What to work on:
Look through the material below. Copy each line that contains the string "disaster".

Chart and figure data
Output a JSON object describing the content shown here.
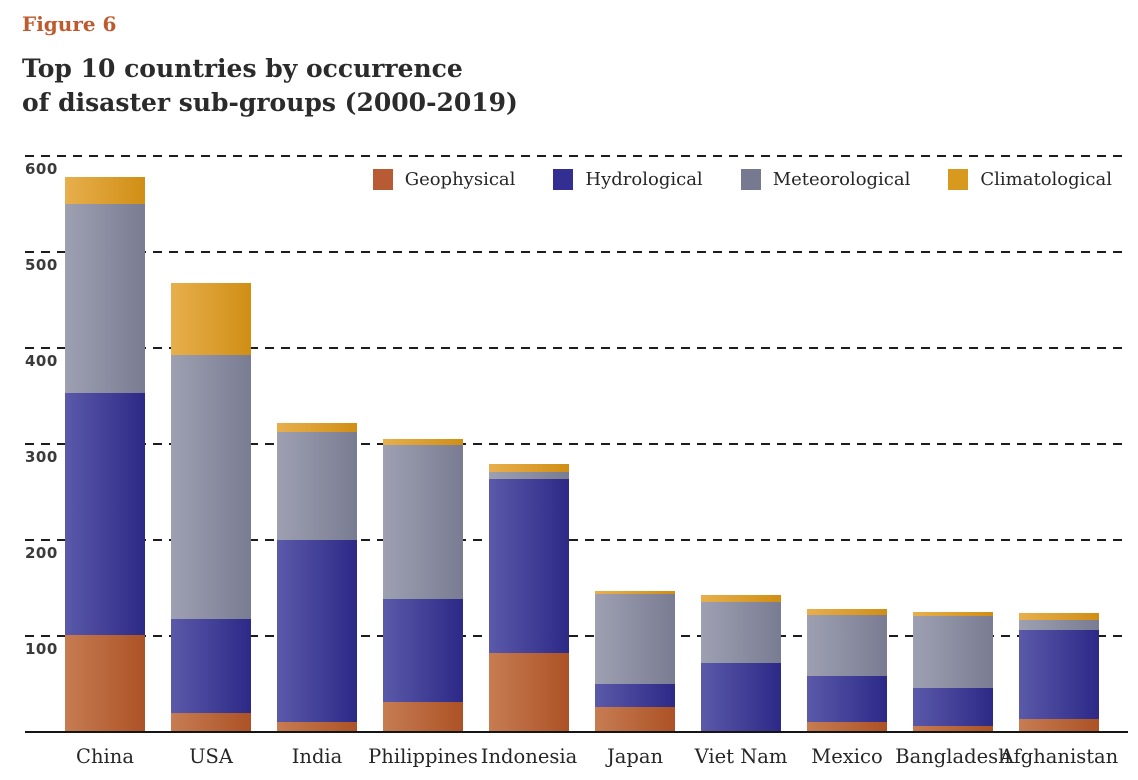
{
  "figure_label": "Figure 6",
  "title_line1": "Top 10 countries by occurrence",
  "title_line2": "of disaster sub-groups (2000-2019)",
  "chart_data": {
    "type": "bar",
    "stacked": true,
    "title": "Top 10 countries by occurrence of disaster sub-groups (2000-2019)",
    "xlabel": "",
    "ylabel": "",
    "ylim": [
      0,
      600
    ],
    "yticks": [
      600,
      500,
      400,
      300,
      200,
      100
    ],
    "grid": "horizontal-dashed",
    "legend_position": "top-right-inside",
    "categories": [
      "China",
      "USA",
      "India",
      "Philippines",
      "Indonesia",
      "Japan",
      "Viet Nam",
      "Mexico",
      "Bangladesh",
      "Afghanistan"
    ],
    "series": [
      {
        "name": "Geophysical",
        "color": "#B85A33",
        "gradient": [
          "#C77C52",
          "#AC5226"
        ],
        "values": [
          100,
          19,
          9,
          30,
          81,
          25,
          0,
          9,
          5,
          13
        ]
      },
      {
        "name": "Hydrological",
        "color": "#332E91",
        "gradient": [
          "#5B59A9",
          "#2C2987"
        ],
        "values": [
          252,
          98,
          190,
          107,
          182,
          24,
          71,
          48,
          40,
          92
        ]
      },
      {
        "name": "Meteorological",
        "color": "#76798F",
        "gradient": [
          "#9EA0B2",
          "#797C92"
        ],
        "values": [
          197,
          275,
          112,
          161,
          7,
          94,
          63,
          64,
          75,
          11
        ]
      },
      {
        "name": "Climatological",
        "color": "#D8991F",
        "gradient": [
          "#E7AF4D",
          "#D08E14"
        ],
        "values": [
          28,
          75,
          10,
          6,
          8,
          3,
          8,
          6,
          4,
          7
        ]
      }
    ]
  }
}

Full response:
  "title_line2": "of disaster sub-groups (2000-2019)",
    "title": "Top 10 countries by occurrence of disaster sub-groups (2000-2019)",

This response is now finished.